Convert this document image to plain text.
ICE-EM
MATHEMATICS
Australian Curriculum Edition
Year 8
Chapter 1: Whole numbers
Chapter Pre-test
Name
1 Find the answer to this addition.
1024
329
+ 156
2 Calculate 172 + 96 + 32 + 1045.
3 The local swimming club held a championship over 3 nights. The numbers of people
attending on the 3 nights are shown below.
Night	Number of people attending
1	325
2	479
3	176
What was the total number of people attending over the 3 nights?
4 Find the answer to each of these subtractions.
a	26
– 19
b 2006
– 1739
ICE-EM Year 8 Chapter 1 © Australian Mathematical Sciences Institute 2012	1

════

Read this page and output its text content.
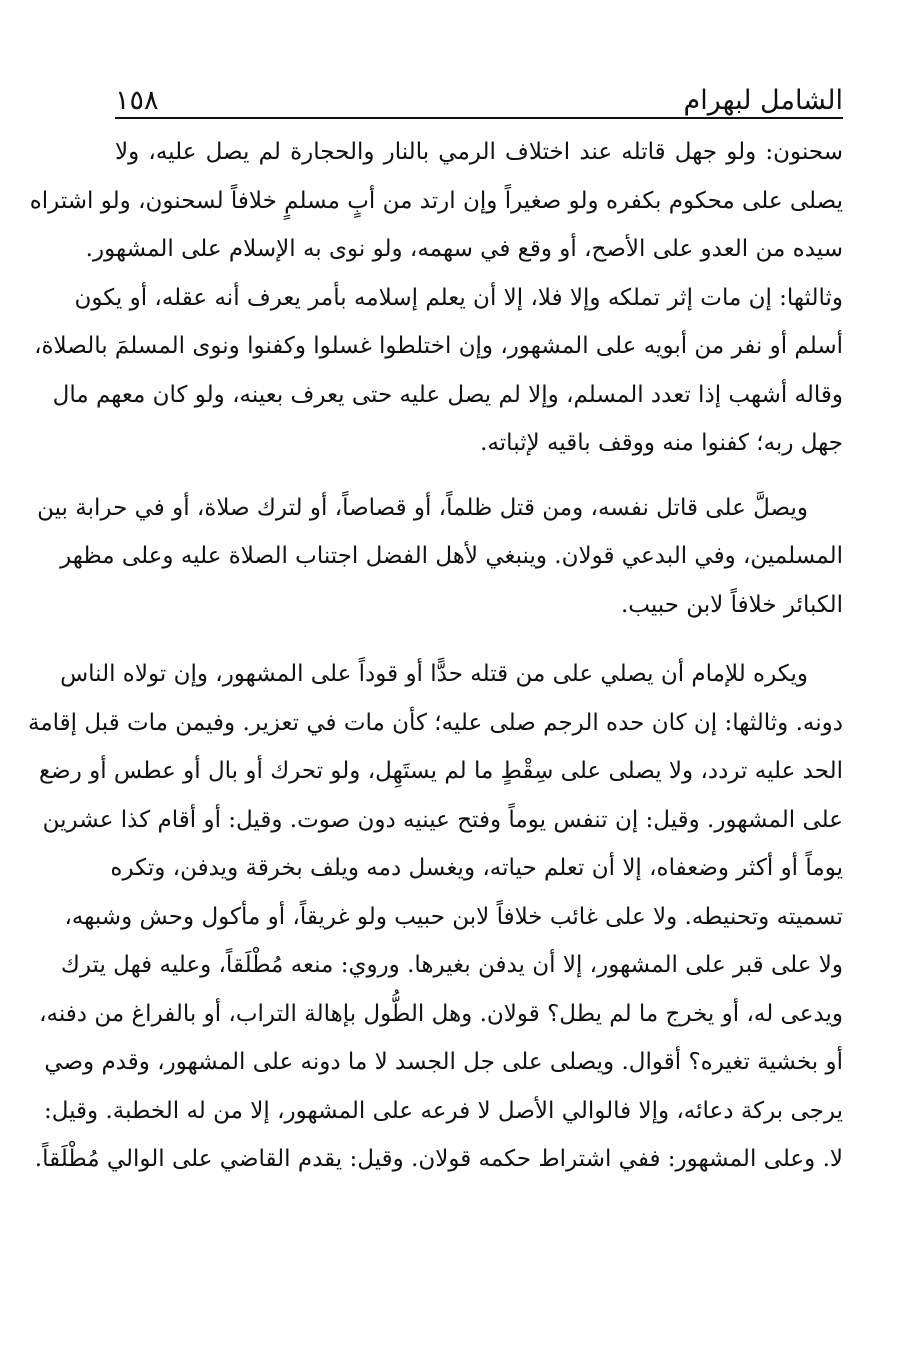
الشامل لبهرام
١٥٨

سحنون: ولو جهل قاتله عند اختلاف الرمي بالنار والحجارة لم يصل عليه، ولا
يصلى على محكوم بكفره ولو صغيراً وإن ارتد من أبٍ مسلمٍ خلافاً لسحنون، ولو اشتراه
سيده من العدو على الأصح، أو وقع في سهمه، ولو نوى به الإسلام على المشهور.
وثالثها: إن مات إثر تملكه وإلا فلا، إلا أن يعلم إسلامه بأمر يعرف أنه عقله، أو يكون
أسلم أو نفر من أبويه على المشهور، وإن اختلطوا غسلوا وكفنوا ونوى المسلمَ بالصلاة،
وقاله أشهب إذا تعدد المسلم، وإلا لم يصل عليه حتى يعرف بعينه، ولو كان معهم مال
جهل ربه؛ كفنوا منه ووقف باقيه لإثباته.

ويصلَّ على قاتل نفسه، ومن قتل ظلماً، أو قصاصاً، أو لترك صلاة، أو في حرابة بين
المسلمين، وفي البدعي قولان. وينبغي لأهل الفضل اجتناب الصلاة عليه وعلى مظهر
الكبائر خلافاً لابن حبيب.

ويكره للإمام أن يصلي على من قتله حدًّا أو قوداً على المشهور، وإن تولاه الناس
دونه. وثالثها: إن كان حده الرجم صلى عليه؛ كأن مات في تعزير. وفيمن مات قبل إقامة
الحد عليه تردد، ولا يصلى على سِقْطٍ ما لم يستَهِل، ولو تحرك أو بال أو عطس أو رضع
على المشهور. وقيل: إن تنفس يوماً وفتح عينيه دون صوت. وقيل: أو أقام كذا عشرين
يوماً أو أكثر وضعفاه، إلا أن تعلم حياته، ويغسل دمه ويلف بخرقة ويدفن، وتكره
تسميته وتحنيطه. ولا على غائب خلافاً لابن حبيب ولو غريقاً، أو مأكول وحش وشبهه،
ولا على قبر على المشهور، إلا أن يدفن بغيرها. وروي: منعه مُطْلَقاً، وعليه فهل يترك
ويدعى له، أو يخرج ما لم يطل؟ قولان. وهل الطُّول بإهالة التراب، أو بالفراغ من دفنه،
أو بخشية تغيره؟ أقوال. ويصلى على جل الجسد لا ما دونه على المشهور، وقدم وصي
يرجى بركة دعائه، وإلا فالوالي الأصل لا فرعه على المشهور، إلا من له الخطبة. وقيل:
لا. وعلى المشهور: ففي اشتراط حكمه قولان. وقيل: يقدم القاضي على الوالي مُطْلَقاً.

════

## Problem statement
Count the lines in the entries that hold the word "Australian", and give nothing but the total.

## Exercise solution
2